## To do:
In the entries that follow, find the word "receiving" and report each line it is on.

## Information supplied:
- - -

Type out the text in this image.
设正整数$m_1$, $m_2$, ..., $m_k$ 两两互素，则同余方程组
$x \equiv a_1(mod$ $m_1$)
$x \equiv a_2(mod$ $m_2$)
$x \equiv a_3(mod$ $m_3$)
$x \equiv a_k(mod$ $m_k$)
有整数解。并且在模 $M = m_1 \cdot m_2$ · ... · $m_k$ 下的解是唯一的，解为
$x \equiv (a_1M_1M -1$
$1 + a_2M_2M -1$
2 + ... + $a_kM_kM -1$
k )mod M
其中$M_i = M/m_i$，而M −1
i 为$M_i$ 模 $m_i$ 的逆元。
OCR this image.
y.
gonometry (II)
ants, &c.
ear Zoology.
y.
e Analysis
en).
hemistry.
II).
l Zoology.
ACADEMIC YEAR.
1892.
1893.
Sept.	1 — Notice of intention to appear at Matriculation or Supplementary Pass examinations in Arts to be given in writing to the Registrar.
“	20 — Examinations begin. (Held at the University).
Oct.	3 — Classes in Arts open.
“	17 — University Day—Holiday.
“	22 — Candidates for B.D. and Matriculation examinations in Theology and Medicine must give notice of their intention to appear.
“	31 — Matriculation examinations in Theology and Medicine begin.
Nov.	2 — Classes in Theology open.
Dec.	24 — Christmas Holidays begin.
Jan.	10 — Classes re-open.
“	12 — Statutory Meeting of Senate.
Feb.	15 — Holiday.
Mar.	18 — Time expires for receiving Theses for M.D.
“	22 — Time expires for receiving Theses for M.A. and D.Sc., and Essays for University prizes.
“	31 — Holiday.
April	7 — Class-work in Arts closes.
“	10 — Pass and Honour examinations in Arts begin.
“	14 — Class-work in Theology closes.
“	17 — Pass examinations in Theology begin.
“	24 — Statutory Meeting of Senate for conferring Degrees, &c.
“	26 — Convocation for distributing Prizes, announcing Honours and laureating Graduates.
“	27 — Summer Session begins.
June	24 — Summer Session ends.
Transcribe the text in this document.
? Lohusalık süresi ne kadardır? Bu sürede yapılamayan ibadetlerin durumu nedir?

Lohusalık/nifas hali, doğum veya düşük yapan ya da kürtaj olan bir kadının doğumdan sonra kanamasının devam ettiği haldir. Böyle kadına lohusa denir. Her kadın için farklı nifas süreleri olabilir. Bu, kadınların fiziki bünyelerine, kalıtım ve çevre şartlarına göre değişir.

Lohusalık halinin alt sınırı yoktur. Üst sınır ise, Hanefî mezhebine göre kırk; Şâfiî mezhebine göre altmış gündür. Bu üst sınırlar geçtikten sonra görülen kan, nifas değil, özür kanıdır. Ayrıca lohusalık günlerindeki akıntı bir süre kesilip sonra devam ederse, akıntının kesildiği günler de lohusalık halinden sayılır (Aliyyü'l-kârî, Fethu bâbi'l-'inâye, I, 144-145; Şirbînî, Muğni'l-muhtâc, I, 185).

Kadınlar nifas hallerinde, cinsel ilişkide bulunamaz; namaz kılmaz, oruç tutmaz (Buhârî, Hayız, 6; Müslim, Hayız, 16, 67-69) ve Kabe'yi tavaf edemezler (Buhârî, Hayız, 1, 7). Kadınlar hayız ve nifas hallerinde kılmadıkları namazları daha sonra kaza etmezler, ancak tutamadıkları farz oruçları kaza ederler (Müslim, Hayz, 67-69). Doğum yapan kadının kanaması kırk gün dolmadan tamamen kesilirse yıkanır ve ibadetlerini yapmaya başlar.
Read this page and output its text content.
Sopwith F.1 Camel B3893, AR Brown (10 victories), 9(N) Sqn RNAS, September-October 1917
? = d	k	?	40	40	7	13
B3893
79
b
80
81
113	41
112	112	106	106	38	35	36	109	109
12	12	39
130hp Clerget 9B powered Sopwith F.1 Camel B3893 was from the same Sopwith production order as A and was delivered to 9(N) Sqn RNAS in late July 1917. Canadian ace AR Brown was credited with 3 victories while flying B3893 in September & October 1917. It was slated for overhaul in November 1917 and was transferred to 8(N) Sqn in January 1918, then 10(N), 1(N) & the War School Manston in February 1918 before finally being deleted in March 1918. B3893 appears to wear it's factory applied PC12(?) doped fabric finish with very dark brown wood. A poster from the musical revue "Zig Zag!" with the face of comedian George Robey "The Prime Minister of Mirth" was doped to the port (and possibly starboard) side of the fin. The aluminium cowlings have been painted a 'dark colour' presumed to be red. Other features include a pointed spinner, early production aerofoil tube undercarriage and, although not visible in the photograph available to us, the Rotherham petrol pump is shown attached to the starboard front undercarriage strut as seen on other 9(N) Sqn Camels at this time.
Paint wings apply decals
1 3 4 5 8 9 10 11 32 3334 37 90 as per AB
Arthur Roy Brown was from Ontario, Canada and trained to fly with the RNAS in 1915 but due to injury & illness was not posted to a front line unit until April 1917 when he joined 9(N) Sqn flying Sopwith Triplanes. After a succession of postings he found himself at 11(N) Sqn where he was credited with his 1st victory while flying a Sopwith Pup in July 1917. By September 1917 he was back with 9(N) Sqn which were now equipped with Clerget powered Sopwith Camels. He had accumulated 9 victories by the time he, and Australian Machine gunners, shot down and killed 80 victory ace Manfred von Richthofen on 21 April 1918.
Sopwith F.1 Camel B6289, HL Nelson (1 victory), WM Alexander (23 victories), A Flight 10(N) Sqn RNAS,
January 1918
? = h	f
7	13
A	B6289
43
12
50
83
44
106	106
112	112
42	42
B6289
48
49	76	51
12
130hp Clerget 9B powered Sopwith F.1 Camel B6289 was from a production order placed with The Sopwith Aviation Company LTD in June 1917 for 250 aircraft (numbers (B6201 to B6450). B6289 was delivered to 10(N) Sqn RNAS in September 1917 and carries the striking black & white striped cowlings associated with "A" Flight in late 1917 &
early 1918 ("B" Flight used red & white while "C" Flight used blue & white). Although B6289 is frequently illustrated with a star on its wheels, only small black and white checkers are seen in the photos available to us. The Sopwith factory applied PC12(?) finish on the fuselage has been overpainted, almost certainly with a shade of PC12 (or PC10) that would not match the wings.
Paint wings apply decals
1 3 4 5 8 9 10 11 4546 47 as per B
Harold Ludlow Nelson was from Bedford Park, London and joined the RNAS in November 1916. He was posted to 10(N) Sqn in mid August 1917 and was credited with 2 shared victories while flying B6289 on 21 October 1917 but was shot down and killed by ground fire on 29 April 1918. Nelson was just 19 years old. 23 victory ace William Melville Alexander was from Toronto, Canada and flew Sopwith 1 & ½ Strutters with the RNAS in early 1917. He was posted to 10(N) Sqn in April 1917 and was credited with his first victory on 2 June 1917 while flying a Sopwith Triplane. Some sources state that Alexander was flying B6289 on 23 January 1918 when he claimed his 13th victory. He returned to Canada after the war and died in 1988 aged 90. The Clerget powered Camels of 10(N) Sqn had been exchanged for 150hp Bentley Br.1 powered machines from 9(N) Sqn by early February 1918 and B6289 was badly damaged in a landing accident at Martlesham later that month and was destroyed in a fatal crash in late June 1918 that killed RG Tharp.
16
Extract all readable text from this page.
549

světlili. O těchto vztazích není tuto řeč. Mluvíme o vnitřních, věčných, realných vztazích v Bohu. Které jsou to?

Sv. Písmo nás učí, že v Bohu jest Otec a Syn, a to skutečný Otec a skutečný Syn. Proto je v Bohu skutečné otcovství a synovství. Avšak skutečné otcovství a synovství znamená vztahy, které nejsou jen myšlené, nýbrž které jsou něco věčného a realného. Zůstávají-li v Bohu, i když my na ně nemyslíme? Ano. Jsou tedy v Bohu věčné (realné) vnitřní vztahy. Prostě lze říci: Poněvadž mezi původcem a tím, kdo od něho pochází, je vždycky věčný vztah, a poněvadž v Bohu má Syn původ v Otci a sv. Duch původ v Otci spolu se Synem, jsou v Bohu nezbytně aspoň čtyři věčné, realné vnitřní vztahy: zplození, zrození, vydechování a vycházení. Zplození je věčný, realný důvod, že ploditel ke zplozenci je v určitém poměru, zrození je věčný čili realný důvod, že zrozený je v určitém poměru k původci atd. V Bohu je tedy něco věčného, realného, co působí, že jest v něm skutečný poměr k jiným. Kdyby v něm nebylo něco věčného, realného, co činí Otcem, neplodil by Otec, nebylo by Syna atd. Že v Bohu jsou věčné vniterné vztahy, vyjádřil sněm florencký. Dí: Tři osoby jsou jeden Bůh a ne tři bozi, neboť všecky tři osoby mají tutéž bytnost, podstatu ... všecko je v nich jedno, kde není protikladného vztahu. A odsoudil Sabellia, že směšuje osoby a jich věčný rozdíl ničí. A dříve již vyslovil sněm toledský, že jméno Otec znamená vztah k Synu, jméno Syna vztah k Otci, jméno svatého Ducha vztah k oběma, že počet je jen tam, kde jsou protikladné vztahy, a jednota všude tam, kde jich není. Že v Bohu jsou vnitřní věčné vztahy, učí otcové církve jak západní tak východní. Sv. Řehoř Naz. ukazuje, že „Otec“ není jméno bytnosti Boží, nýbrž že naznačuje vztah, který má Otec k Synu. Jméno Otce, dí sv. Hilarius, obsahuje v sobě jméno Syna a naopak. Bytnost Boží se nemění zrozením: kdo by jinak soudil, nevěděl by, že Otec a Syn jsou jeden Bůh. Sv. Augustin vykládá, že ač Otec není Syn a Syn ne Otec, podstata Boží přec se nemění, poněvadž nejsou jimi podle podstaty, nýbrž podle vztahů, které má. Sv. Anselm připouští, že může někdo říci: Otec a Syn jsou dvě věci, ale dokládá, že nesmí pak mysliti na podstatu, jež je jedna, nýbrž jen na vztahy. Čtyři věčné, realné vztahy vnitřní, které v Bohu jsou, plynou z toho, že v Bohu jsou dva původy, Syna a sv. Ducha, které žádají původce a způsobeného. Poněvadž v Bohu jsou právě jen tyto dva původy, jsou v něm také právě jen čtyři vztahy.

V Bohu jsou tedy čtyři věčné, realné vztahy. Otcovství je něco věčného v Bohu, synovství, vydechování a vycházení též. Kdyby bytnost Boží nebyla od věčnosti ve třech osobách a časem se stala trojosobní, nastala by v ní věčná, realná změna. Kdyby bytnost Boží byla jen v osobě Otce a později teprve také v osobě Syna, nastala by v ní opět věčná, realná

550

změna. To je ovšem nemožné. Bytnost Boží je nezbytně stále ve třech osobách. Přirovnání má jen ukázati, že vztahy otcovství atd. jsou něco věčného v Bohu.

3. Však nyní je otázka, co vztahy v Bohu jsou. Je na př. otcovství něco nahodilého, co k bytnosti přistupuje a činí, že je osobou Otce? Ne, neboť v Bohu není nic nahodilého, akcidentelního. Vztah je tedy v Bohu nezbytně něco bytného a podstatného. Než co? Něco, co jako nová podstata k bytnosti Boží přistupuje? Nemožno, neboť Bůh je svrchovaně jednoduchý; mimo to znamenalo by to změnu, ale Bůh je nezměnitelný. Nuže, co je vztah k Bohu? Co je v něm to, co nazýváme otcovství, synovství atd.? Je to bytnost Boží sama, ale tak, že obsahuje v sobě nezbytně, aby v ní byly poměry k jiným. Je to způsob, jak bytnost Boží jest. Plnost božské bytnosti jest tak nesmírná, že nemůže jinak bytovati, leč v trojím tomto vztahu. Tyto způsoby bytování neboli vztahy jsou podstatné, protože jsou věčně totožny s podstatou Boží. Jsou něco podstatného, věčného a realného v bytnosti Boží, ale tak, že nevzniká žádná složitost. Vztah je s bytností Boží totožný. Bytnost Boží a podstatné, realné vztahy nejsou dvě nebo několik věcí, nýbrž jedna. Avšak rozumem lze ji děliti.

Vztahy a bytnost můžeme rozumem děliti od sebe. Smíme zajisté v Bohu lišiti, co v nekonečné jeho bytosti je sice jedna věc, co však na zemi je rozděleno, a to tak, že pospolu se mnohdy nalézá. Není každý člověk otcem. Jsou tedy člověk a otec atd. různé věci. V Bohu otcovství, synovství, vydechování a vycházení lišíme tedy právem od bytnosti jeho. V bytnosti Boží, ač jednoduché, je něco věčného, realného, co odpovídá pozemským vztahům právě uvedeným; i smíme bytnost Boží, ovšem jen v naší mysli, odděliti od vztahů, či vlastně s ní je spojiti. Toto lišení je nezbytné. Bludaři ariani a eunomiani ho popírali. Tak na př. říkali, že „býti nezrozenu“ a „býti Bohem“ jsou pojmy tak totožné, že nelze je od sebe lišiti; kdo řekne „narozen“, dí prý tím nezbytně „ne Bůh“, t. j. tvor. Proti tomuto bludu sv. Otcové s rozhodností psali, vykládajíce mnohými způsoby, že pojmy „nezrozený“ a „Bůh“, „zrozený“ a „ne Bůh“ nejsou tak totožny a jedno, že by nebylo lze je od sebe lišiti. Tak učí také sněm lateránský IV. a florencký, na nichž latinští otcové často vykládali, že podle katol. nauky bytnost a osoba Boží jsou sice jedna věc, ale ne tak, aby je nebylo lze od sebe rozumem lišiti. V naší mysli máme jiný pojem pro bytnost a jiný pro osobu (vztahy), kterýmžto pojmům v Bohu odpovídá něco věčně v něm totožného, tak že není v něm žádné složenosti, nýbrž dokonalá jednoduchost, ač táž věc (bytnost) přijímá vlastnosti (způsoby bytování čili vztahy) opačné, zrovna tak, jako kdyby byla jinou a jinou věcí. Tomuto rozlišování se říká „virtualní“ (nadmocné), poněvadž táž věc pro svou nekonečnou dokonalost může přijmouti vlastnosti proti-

- - -

## Answer to the problem:
Mar.	18 — Time expires for receiving Theses for M.D.
“	22 — Time expires for receiving Theses for M.A. and D.Sc., and Essays for University prizes.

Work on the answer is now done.